Document -
--*--
The term was introduced in the late thirties by European liberal intellectuals to promote a new form of liberalism after interest in classical liberalism had declined in Europe.
In the decades that followed, neoliberal theory tended to be at variance with the more laissez-faire doctrine of classical liberalism and promoted instead a market economy under the guidance and rules of a strong state, a model which came to be known as the social market economy.
In the sixties, usage of the term “neoliberal” heavily declined. When the term was reintroduced in the following decades, the meaning had shifted. The term neoliberal is now normally associated with laissez-faire economic policies, and is used mainly by those who are critical of market reform.
The term “neoliberalism” was originally coined in 1938 by the German scholar Alexander Rüstow at the Colloque Walter Lippmann.The colloquium defined the concept of neoliberalism as “the priority of the price mechanism, the free enterprise, the system of competition and a strong and impartial state.”
To be “neoliberal” meant that – in the name of liberalism – a modern economic policy is required. Neoliberalism was not a monolithic theory. At the outset it drew on different academic approaches such as the Freiburg school, the Austrian School, the Chicago school of economics, and Lippmann´s realism.
--*--
Information given -
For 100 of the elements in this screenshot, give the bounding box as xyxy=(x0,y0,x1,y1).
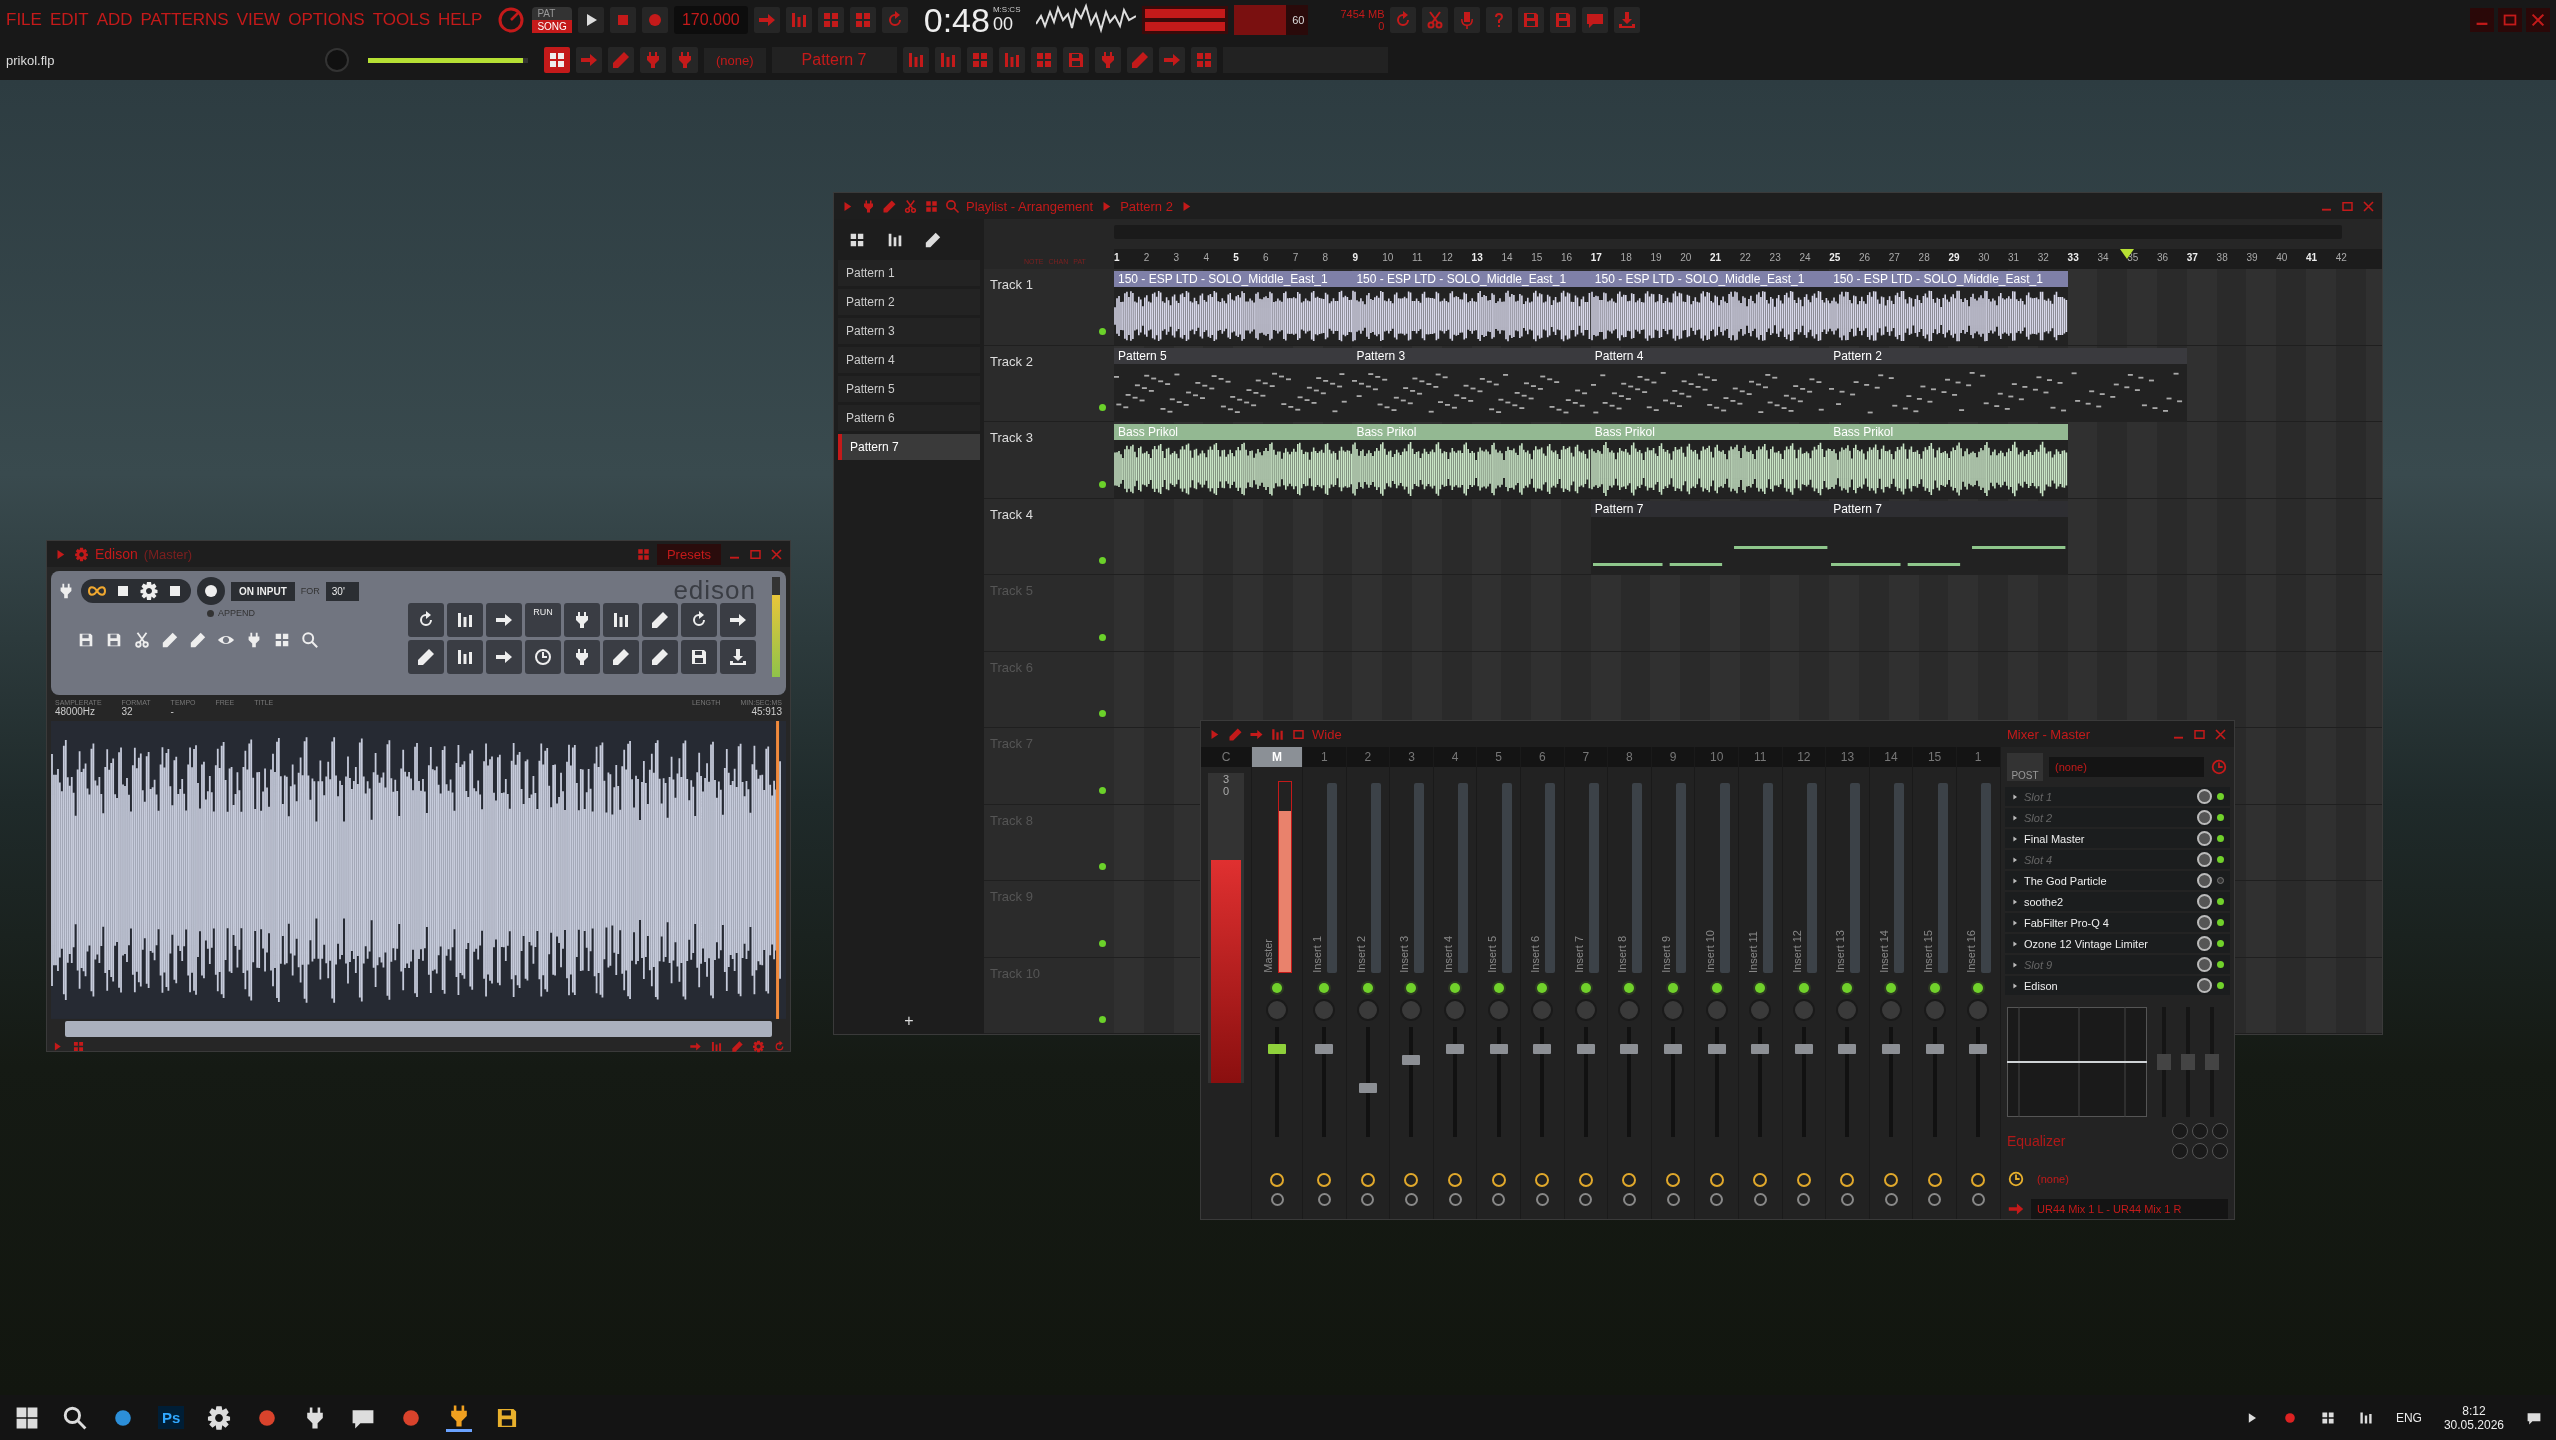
route-knob[interactable] xyxy=(1666,1193,1680,1206)
strip-number[interactable]: 5 xyxy=(1477,747,1520,767)
menu-item[interactable]: FILE xyxy=(6,10,42,30)
scissors-icon[interactable] xyxy=(133,631,151,649)
minimize-icon[interactable] xyxy=(2470,8,2494,32)
route-knob[interactable] xyxy=(1928,1193,1942,1206)
strip-led[interactable] xyxy=(1450,983,1461,993)
effect-slot[interactable]: Slot 1 xyxy=(2005,787,2230,806)
zoom-icon[interactable] xyxy=(945,198,960,214)
route-knob[interactable] xyxy=(1492,1193,1506,1206)
expand-arrow-icon[interactable] xyxy=(2011,918,2019,927)
horizontal-scrollbar[interactable] xyxy=(65,1020,772,1037)
strip-number[interactable]: 9 xyxy=(1651,747,1695,767)
expand-arrow-icon[interactable] xyxy=(2011,792,2019,801)
pattern-item[interactable]: Pattern 2 xyxy=(838,289,980,315)
effect-slot[interactable]: Ozone 12 Vintage Limiter xyxy=(2005,934,2230,953)
effect-slot[interactable]: Edison xyxy=(2005,976,2230,995)
slot-led[interactable] xyxy=(2217,856,2224,863)
strip-number[interactable]: 8 xyxy=(1608,747,1651,767)
mix-knob[interactable] xyxy=(2197,894,2212,909)
send-knob[interactable] xyxy=(1796,1173,1811,1187)
track-lane[interactable]: Pattern 5 Pattern 3 Pattern 4 Pattern 2 xyxy=(1114,345,2382,422)
strip-number[interactable]: 14 xyxy=(1869,747,1913,767)
maximize-icon[interactable] xyxy=(2498,8,2522,32)
duration-dropdown[interactable]: 30' xyxy=(325,581,359,601)
menu-item[interactable]: OPTIONS xyxy=(288,10,365,30)
fader-thumb[interactable] xyxy=(1358,1082,1377,1093)
strip-led[interactable] xyxy=(1668,983,1679,993)
strip-number[interactable]: M xyxy=(1252,747,1302,767)
swap-icon[interactable] xyxy=(681,603,717,637)
strip-led[interactable] xyxy=(1842,983,1853,993)
menu-item[interactable]: PATTERNS xyxy=(140,10,229,30)
clip[interactable]: Pattern 7 xyxy=(1590,500,1830,575)
route-knob[interactable] xyxy=(1884,1193,1898,1206)
send-knob[interactable] xyxy=(1666,1173,1681,1187)
effect-slot[interactable]: soothe2 xyxy=(2005,892,2230,911)
close-icon[interactable] xyxy=(2213,726,2228,742)
fader-thumb[interactable] xyxy=(1446,1044,1465,1054)
fader-thumb[interactable] xyxy=(1402,1055,1421,1065)
send-knob[interactable] xyxy=(1448,1173,1463,1187)
expand-arrow-icon[interactable] xyxy=(2011,897,2019,906)
track-header[interactable]: Track 4 xyxy=(984,498,1114,575)
fader-thumb[interactable] xyxy=(1315,1044,1334,1054)
eq-slider-thumb[interactable] xyxy=(2181,1054,2195,1070)
route-knob[interactable] xyxy=(1971,1193,1985,1206)
slot-led[interactable] xyxy=(2217,940,2224,947)
snap-dropdown[interactable]: (none) xyxy=(704,47,766,73)
zoom-icon[interactable] xyxy=(301,631,319,649)
strip-led[interactable] xyxy=(1929,983,1940,993)
strip-number[interactable]: 1 xyxy=(1956,747,2000,767)
pattern-item[interactable]: Pattern 6 xyxy=(838,405,980,431)
eq-slider-thumb[interactable] xyxy=(2205,1054,2219,1070)
bars-icon[interactable] xyxy=(1270,726,1285,742)
send-knob[interactable] xyxy=(1491,1173,1506,1187)
fader-thumb[interactable] xyxy=(1489,1044,1508,1054)
microphone-icon[interactable] xyxy=(1454,7,1481,33)
fader-thumb[interactable] xyxy=(1664,1044,1683,1054)
fader-thumb[interactable] xyxy=(1707,1044,1726,1054)
clip[interactable]: Pattern 7 xyxy=(1829,500,2068,575)
fader-thumb[interactable] xyxy=(1969,1044,1988,1054)
clip[interactable]: Bass Prikol xyxy=(1352,424,1591,499)
strip-led[interactable] xyxy=(1798,983,1809,993)
mix-knob[interactable] xyxy=(2197,915,2212,930)
send-knob[interactable] xyxy=(1709,1173,1724,1187)
strip-number[interactable]: 10 xyxy=(1695,747,1738,767)
send-knob[interactable] xyxy=(1317,1173,1332,1187)
track-header[interactable]: Track 3 xyxy=(984,422,1114,498)
slot-led[interactable] xyxy=(2217,919,2224,926)
clock[interactable]: 8:12 30.05.2026 xyxy=(2443,1403,2504,1432)
strip-number[interactable]: 6 xyxy=(1520,747,1564,767)
bars-icon[interactable] xyxy=(710,1040,723,1054)
mode-toggle[interactable]: SONG xyxy=(532,20,572,33)
send-knob[interactable] xyxy=(1840,1173,1855,1187)
send-knob[interactable] xyxy=(1535,1173,1550,1187)
expand-arrow-icon[interactable] xyxy=(2011,960,2019,969)
fader-thumb[interactable] xyxy=(1268,1044,1286,1054)
strip-led[interactable] xyxy=(1580,983,1591,993)
strip-number[interactable]: 1 xyxy=(1303,747,1346,767)
strip-led[interactable] xyxy=(1406,983,1417,993)
clip[interactable]: Pattern 4 xyxy=(1590,347,1830,422)
strip-number[interactable]: 2 xyxy=(1346,747,1390,767)
scissors-icon[interactable] xyxy=(903,198,918,214)
add-pattern-button[interactable]: + xyxy=(904,1012,914,1030)
send-knob[interactable] xyxy=(1927,1173,1942,1187)
tempo-display[interactable]: 170.000 xyxy=(673,6,748,34)
export-icon[interactable] xyxy=(720,640,756,674)
run-button[interactable]: RUN xyxy=(525,603,561,637)
track-led[interactable] xyxy=(1099,863,1106,871)
pencil-icon[interactable] xyxy=(882,198,897,214)
strip-led[interactable] xyxy=(1755,983,1766,993)
route-knob[interactable] xyxy=(1317,1193,1331,1206)
clip[interactable]: Pattern 2 xyxy=(1829,347,2187,422)
mix-knob[interactable] xyxy=(2197,873,2212,888)
menu-item[interactable]: HELP xyxy=(438,10,483,30)
fader-thumb[interactable] xyxy=(1751,1044,1770,1054)
clip[interactable]: Bass Prikol xyxy=(1829,424,2068,499)
mix-knob[interactable] xyxy=(2197,852,2212,867)
track-lane[interactable]: Pattern 7 Pattern 7 xyxy=(1114,498,2382,575)
eq-slider-thumb[interactable] xyxy=(2157,1054,2171,1070)
route-knob[interactable] xyxy=(1535,1193,1549,1206)
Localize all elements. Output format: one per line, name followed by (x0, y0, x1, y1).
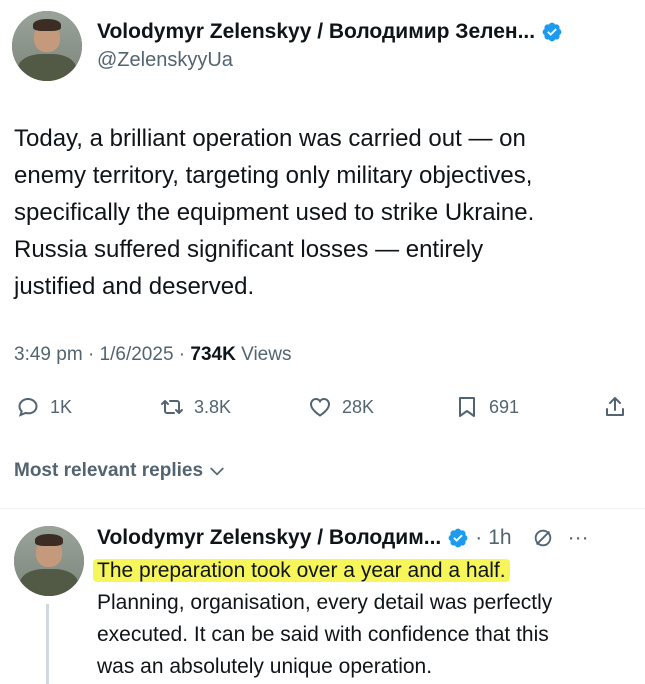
--*--
Your task -
Continue the passage on the history of the term "neoliberalism" from its last sentence.

Expected output -
In the 1930s the mood was decidedly anti-liberal. To join forces a group of 25 liberals organised the Walter Lippman Colloquium, an international meeting that took place in Paris in August 1938. Among them were Louis Rougier, Walter Lippmann, Friedrich Hayek, Ludwig von Mises, Wilhelm Röpke and Alexander Rüstow.
Following the core message of Lippmann’s book The Good Society participants like Rüstow, Lippmann and Rougier agreed that the old liberalism of laissez faire had failed and that a new liberalism needed to take its place.
While for them it was a farewell to classical liberalism, which they thought to have failed, other participants like Mises and Hayek were not convinced to condemn the old liberalism of laissez faire. But all participants were united in their call for a new liberal project. Following Rüstow’s original recommendation they called this project neoliberalism.
The neoliberalism that came out of the Colloque Walter Lippmann was generally in line with Rüstow’s theories of turning away from conceptions of unrestricted liberty towards a market economy under the guidance and the rules of a strong state.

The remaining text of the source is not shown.